To do: Work out how many lines in the listing below include the word "ylabel"; answer with the number alone.

The input:
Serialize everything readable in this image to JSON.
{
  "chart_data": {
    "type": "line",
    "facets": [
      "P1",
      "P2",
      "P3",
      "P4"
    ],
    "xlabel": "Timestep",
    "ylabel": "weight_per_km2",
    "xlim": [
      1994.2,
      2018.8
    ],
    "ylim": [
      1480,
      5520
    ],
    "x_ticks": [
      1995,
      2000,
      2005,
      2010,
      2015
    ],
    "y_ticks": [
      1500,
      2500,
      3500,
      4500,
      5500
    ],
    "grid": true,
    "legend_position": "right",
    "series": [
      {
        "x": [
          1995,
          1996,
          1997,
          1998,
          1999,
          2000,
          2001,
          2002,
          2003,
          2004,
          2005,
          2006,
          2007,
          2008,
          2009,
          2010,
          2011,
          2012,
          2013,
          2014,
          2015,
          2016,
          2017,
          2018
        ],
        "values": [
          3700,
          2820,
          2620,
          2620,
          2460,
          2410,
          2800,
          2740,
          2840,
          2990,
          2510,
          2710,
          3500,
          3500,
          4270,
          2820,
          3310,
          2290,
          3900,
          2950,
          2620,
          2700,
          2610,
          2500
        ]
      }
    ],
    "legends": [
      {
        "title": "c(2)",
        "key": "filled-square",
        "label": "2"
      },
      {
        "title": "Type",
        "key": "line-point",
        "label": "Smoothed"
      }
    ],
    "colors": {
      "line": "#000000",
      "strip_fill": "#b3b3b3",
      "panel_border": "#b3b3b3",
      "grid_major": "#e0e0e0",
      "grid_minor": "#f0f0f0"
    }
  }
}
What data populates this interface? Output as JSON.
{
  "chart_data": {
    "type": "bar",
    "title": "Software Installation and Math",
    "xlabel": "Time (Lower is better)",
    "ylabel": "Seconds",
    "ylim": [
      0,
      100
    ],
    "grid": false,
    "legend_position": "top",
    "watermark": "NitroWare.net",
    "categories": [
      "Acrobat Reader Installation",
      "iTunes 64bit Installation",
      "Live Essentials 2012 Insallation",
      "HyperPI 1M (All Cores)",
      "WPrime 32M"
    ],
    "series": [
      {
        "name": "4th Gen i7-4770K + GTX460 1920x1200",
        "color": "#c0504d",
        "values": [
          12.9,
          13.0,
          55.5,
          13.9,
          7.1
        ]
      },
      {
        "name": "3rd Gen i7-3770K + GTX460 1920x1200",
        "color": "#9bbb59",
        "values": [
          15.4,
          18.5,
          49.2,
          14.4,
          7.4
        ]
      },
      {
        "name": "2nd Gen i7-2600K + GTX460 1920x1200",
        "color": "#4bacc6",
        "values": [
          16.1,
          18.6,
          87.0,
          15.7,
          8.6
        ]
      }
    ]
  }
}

Finished task: 2